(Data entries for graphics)
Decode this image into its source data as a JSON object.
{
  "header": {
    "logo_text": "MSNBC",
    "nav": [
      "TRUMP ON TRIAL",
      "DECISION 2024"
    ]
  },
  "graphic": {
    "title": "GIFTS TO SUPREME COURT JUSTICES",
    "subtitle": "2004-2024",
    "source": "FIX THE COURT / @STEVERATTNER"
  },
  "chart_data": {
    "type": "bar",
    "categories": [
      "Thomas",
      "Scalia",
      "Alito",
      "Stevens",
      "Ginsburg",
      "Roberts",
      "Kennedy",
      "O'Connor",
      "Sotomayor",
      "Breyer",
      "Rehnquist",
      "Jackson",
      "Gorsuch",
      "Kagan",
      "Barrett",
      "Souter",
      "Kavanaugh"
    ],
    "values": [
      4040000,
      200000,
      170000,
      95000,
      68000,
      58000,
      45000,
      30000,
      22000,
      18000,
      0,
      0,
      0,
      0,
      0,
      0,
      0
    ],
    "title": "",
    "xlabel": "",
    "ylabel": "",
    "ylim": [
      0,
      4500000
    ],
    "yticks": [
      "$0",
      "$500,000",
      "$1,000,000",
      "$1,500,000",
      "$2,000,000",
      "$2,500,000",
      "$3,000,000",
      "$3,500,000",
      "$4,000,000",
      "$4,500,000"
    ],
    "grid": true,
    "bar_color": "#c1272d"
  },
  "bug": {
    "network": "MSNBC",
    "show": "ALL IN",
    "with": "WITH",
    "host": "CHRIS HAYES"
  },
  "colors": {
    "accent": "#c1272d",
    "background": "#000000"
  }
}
---
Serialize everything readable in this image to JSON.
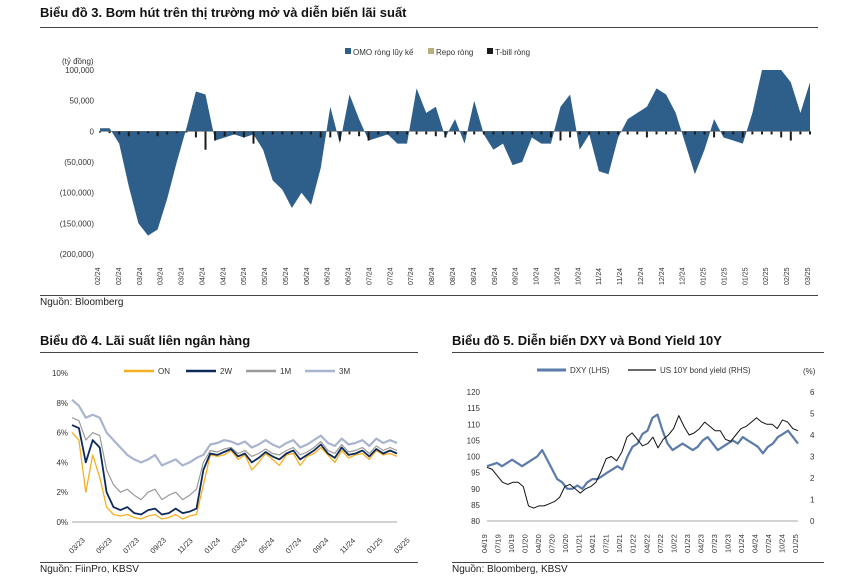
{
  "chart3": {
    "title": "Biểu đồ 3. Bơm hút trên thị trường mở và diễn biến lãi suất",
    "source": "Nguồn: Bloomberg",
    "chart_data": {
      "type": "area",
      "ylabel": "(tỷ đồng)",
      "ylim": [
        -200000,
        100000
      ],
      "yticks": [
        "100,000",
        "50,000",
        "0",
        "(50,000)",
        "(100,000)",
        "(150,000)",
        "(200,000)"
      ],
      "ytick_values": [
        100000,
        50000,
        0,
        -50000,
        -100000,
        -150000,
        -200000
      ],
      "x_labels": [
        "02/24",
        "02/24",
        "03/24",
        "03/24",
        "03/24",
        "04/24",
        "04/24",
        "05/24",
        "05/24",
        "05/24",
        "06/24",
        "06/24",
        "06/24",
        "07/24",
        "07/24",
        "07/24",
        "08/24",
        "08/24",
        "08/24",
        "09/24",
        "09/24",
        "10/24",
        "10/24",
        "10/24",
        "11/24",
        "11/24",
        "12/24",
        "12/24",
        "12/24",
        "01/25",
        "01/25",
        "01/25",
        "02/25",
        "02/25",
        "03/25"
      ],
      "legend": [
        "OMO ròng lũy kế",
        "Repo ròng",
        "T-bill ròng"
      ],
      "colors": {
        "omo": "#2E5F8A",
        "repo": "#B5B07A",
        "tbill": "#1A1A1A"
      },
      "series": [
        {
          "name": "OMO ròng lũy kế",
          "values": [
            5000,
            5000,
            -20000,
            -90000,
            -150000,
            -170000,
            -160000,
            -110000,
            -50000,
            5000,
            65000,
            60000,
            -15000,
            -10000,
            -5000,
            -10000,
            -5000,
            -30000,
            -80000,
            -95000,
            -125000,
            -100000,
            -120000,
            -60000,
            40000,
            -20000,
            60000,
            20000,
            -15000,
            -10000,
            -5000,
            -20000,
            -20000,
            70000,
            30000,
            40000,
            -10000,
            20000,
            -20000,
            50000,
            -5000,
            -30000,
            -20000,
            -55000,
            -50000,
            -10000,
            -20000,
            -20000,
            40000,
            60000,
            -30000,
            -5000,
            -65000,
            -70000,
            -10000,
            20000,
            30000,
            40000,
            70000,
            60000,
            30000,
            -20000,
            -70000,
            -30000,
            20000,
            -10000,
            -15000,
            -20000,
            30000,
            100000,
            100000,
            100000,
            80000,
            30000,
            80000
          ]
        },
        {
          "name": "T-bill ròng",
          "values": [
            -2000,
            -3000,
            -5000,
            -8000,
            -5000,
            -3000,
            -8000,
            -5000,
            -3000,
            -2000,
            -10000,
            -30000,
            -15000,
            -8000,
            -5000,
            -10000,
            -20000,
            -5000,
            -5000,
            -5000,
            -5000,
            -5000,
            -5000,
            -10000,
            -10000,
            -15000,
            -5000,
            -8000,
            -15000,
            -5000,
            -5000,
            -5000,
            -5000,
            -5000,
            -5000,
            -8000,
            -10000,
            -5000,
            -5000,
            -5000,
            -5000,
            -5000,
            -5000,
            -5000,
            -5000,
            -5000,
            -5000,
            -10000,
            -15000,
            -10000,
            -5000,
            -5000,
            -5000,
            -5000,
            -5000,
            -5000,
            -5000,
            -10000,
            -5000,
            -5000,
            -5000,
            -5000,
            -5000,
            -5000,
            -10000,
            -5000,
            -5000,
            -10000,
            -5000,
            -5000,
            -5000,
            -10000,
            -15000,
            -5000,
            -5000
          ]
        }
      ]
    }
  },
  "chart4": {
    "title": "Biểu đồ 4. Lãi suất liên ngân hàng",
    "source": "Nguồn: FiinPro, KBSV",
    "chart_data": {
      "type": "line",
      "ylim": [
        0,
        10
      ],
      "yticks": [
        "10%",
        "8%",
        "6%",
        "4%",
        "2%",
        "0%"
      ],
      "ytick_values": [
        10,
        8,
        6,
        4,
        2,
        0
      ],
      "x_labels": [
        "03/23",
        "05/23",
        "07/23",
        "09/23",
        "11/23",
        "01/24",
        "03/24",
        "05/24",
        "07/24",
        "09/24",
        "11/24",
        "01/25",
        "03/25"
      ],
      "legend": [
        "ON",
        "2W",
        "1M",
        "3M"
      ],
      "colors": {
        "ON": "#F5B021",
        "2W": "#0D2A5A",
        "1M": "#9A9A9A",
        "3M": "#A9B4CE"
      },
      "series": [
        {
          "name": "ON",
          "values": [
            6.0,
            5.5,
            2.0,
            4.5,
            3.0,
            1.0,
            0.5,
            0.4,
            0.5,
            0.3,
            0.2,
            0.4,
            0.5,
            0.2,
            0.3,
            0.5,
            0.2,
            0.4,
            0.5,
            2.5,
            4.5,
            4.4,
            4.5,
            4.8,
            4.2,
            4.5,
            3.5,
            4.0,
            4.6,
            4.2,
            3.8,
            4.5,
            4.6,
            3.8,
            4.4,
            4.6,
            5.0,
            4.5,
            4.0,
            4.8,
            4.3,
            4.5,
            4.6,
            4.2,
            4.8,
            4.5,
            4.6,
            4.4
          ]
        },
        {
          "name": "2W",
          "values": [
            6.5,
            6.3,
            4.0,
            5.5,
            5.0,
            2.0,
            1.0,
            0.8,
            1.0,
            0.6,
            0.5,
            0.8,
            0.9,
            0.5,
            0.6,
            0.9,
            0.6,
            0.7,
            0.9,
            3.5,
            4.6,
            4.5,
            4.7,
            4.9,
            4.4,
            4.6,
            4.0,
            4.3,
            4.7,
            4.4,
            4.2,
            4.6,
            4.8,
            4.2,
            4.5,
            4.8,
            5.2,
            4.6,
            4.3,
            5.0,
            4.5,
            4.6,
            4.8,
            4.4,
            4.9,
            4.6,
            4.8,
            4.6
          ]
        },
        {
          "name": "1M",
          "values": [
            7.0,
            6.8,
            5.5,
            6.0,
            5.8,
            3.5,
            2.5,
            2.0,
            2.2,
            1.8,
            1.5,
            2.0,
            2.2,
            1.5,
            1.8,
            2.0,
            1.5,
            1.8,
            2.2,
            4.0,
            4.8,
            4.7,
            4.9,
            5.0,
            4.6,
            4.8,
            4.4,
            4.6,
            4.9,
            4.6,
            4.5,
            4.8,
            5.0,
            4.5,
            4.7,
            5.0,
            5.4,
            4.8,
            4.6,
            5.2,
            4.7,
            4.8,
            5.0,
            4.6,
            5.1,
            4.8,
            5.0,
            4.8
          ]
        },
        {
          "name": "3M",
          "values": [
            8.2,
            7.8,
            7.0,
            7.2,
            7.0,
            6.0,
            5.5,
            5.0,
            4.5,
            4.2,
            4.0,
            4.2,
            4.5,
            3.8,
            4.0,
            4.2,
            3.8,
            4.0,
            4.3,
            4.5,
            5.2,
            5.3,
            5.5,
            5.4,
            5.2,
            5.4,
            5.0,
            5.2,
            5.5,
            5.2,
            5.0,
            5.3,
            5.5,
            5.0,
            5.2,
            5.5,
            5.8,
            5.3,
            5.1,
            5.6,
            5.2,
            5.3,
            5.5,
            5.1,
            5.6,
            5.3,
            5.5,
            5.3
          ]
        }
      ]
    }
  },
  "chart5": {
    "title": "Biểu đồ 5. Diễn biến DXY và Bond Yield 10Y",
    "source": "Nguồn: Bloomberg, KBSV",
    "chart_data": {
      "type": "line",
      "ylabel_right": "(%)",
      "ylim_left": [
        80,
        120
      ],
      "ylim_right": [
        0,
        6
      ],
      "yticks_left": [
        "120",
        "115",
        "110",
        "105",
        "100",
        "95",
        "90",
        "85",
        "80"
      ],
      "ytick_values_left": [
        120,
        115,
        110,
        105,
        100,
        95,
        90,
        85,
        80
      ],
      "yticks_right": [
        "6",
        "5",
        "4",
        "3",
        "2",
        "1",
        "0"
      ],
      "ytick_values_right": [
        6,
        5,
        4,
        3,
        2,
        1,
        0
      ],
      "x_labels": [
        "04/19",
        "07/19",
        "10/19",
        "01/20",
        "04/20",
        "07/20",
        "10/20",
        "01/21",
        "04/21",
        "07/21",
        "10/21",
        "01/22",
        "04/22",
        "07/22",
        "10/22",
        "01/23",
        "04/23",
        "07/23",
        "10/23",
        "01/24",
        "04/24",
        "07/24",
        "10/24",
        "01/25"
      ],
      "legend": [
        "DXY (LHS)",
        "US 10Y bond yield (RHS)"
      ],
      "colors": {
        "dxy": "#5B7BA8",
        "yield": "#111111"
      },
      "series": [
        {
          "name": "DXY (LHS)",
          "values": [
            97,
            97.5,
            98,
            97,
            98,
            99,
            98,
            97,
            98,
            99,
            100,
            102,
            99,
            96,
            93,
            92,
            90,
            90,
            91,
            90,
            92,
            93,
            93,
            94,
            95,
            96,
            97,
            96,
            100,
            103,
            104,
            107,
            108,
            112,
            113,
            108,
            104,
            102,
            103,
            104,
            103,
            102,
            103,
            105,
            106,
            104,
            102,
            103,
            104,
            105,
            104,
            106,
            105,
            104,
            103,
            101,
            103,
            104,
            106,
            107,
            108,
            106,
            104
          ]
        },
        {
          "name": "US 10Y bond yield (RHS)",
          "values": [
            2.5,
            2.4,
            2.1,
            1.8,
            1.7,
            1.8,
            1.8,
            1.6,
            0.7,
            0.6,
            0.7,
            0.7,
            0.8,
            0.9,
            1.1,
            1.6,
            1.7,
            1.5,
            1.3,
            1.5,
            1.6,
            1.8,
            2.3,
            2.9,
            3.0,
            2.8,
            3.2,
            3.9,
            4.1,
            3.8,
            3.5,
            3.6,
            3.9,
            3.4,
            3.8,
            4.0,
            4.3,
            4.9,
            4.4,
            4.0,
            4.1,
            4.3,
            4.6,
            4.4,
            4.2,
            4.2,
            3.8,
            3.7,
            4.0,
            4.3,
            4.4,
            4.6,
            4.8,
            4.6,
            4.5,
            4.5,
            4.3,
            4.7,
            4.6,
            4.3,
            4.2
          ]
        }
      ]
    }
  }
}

**Set task**
From the listing above, find the number of lines with the word "biến" in them. Answer with the number only.

**Task solution**
2